[begin MATERIAL PROVIDED]

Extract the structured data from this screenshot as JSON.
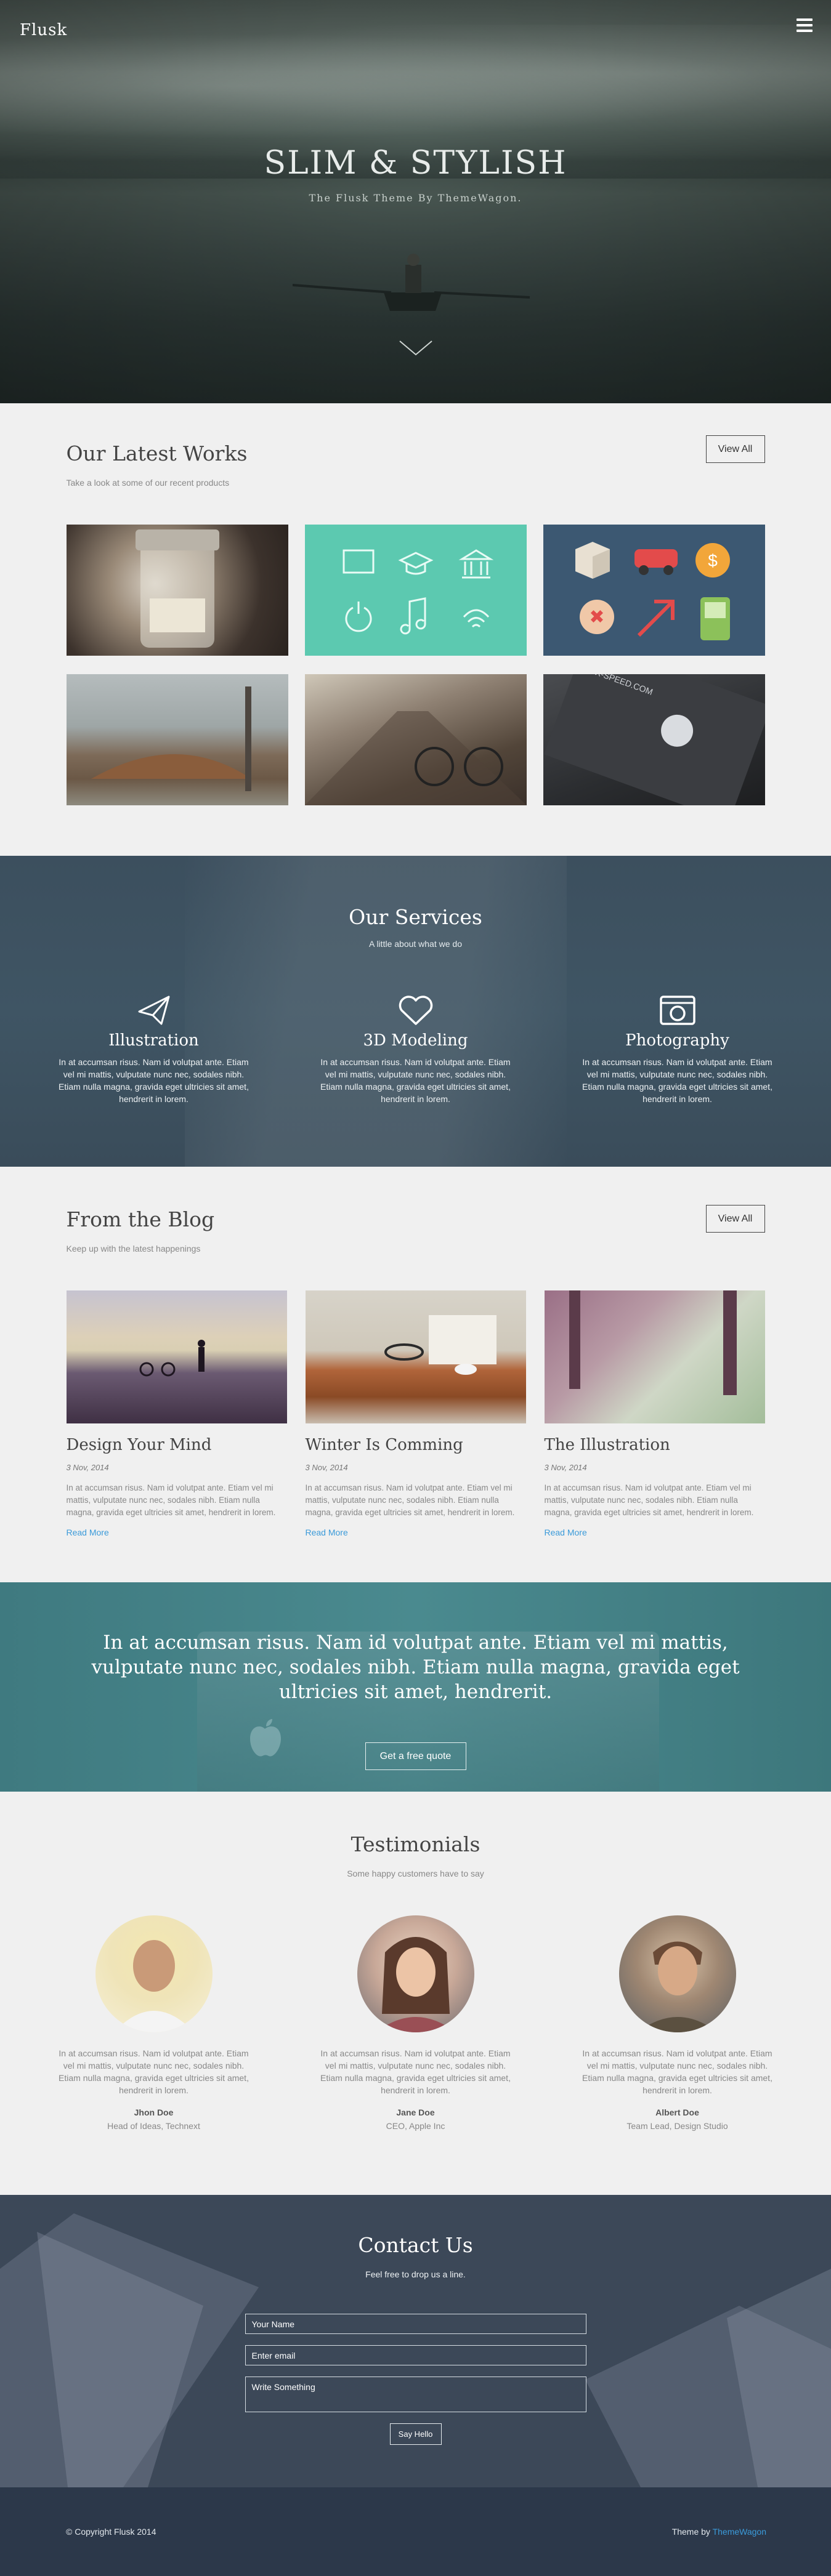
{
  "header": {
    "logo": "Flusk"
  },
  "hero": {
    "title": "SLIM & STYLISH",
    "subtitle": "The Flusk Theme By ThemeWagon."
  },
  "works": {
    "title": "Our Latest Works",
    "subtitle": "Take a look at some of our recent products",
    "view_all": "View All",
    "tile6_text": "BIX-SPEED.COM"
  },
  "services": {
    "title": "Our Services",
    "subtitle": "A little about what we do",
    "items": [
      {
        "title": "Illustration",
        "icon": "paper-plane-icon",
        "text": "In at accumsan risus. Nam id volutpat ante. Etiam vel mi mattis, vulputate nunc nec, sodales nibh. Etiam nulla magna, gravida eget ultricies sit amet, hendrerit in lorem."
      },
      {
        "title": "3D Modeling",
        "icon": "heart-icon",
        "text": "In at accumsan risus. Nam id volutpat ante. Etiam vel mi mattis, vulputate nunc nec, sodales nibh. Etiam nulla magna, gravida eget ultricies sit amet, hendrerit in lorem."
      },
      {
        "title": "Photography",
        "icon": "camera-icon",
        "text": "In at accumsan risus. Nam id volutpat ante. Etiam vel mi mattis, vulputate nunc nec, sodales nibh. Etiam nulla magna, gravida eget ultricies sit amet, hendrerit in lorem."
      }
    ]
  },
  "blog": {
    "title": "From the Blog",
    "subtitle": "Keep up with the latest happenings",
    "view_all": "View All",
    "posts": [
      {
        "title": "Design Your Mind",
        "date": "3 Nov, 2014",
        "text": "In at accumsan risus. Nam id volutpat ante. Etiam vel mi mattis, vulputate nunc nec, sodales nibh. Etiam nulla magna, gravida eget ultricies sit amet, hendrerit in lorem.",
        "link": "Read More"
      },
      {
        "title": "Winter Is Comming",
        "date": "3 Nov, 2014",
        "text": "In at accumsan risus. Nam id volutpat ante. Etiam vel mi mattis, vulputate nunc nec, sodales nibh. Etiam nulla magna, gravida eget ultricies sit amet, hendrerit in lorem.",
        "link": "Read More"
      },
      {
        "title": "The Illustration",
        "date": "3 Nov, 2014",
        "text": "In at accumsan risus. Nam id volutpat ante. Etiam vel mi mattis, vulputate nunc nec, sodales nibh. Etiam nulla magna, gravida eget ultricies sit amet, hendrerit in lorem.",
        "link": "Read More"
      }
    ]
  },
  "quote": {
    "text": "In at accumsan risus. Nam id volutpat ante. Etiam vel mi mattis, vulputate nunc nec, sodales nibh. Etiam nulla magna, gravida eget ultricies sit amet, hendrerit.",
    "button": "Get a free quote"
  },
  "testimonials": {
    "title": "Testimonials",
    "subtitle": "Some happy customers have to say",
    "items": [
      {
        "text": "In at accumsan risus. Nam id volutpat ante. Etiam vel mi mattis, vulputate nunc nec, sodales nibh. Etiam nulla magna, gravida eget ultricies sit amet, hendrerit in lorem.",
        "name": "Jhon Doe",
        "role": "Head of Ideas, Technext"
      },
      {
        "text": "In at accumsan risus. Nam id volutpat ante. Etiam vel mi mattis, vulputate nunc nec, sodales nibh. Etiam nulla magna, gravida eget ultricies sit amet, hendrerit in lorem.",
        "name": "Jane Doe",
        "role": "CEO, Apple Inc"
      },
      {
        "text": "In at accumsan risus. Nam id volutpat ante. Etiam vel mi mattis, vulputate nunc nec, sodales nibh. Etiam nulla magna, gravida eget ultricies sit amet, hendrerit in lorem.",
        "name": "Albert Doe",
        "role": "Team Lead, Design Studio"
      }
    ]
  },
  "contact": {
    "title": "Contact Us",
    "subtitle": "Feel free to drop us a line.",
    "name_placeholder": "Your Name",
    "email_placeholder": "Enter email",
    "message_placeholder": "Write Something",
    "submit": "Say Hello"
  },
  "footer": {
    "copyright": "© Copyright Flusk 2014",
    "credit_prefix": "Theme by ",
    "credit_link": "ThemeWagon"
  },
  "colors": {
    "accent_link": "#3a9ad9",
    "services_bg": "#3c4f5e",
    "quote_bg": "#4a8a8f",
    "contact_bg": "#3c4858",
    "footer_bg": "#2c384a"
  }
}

[end MATERIAL PROVIDED]
[begin MATERIAL PROVIDED]

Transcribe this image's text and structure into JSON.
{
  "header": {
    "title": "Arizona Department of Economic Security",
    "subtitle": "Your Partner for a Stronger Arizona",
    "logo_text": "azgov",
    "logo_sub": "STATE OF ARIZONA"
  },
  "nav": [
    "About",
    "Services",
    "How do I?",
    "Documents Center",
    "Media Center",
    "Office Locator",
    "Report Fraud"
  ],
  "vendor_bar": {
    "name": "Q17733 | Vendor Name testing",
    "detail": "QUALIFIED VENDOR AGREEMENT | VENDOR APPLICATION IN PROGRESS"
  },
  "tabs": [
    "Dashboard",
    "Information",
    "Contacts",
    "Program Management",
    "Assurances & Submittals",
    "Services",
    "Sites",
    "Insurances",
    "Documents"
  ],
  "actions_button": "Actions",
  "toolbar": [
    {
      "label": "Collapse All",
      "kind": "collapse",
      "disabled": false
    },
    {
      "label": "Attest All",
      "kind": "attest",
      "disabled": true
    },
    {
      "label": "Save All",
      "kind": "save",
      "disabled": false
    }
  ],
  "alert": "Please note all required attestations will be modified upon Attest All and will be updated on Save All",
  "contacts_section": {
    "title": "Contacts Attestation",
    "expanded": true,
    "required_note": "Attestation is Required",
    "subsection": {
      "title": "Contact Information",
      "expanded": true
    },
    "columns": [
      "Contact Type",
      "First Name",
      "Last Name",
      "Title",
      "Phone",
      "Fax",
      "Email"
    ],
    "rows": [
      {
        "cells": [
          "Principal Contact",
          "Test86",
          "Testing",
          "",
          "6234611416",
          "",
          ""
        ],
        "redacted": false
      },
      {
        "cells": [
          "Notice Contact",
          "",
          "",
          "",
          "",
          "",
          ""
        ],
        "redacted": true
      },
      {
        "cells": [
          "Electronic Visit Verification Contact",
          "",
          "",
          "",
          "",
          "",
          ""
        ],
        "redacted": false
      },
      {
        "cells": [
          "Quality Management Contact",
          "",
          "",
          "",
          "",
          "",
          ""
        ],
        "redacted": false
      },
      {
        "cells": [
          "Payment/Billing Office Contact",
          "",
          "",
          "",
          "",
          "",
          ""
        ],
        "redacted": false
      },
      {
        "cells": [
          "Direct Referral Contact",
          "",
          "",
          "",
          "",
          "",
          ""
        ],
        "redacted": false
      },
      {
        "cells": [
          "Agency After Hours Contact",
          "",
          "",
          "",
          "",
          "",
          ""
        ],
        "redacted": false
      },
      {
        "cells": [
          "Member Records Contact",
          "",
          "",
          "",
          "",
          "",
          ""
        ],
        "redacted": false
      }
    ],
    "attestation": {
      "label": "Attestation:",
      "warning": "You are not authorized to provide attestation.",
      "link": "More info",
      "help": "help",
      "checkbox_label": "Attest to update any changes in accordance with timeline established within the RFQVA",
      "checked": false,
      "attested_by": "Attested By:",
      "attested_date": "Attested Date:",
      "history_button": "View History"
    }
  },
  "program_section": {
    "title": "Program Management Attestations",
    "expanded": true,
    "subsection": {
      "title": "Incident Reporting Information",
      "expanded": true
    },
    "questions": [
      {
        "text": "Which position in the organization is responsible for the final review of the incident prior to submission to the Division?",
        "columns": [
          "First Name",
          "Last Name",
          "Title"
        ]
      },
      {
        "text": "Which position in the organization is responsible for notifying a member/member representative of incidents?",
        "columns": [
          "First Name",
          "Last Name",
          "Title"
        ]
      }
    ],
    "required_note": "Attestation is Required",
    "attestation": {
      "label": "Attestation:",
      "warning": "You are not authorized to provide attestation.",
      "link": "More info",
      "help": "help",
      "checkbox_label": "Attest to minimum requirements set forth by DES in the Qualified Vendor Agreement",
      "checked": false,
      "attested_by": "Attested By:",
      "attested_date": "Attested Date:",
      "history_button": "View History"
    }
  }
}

[end MATERIAL PROVIDED]
[begin MATERIAL PROVIDED]

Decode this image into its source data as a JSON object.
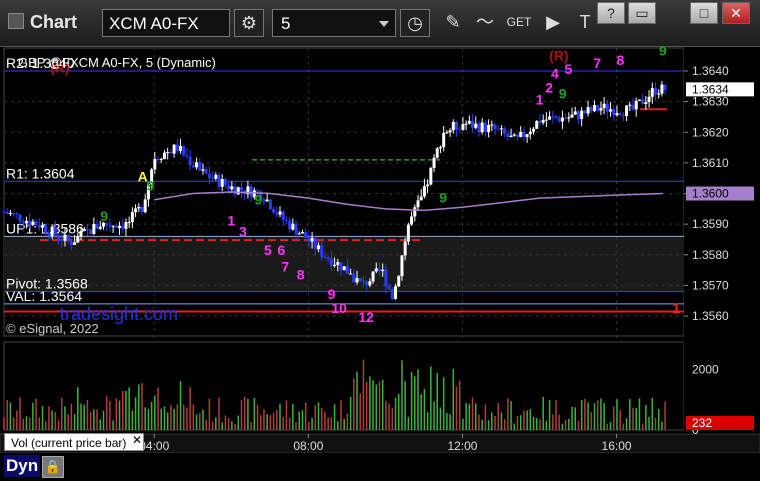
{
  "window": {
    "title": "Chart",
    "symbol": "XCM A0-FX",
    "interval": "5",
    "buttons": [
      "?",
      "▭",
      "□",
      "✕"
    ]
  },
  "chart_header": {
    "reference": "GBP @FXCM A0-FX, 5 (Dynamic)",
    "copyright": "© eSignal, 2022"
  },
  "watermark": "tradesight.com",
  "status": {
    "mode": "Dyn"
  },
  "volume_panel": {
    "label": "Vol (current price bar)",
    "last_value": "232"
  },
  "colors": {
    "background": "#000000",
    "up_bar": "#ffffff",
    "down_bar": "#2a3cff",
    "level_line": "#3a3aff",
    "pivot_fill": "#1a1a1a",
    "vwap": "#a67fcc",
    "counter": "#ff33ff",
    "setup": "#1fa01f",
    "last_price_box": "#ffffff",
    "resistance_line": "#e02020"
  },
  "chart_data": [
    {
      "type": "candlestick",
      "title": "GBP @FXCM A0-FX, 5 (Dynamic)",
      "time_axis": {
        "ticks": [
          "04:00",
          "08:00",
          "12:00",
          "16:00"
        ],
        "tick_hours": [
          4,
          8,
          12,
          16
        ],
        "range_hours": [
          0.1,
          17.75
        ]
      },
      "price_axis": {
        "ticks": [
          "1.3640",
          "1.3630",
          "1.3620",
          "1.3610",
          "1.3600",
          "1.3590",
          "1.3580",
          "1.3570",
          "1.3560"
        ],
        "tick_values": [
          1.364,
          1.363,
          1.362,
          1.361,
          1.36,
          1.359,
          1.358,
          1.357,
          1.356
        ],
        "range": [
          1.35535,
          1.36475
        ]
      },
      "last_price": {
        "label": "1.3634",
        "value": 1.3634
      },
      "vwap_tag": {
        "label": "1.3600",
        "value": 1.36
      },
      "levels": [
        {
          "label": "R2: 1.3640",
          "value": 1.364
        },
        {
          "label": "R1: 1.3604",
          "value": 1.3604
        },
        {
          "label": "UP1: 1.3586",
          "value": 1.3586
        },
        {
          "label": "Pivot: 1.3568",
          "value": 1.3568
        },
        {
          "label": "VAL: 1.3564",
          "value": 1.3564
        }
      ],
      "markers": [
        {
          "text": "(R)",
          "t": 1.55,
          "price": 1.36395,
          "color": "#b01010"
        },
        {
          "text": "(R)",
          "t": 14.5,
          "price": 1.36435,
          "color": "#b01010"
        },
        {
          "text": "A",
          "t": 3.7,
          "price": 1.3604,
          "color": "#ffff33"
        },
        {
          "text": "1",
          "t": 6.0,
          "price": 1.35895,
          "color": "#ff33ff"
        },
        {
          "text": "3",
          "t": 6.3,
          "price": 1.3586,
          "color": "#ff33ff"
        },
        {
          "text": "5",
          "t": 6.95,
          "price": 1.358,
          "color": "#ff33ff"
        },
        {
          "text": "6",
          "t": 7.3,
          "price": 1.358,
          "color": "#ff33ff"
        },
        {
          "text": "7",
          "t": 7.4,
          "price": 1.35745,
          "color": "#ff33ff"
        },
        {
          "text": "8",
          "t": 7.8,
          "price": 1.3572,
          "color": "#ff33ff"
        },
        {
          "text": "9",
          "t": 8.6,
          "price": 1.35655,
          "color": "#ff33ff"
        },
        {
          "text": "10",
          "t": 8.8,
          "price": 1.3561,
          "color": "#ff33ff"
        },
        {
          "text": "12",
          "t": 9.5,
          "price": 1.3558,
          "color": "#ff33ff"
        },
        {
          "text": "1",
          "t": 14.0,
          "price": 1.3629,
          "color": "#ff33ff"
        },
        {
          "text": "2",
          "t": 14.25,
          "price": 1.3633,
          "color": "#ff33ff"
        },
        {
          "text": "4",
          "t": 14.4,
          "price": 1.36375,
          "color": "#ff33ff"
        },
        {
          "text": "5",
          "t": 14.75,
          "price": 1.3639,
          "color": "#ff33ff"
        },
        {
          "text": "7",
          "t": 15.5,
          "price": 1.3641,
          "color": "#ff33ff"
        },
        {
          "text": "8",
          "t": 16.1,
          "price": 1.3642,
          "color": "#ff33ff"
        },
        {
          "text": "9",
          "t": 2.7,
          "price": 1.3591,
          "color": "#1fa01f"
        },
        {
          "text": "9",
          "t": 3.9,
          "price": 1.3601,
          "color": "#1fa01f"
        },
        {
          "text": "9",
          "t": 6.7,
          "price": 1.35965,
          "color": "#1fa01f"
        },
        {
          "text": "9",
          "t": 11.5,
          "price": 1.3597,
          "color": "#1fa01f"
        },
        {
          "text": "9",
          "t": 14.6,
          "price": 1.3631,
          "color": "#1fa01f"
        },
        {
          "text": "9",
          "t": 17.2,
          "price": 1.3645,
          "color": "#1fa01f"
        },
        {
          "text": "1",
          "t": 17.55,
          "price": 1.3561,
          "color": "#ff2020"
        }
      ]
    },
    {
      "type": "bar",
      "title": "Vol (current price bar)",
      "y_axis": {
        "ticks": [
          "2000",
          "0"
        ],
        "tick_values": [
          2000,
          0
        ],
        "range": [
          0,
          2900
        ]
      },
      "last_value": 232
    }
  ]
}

[end MATERIAL PROVIDED]

## [AIM OF THE TASK]
Filter the records above for lines containing the word "organization", and copy those lines.

## [EXPECTED OUTPUT]
        "text": "Which position in the organization is responsible for the final review of the incident prior to submission to the Division?",
        "text": "Which position in the organization is responsible for notifying a member/member representative of incidents?",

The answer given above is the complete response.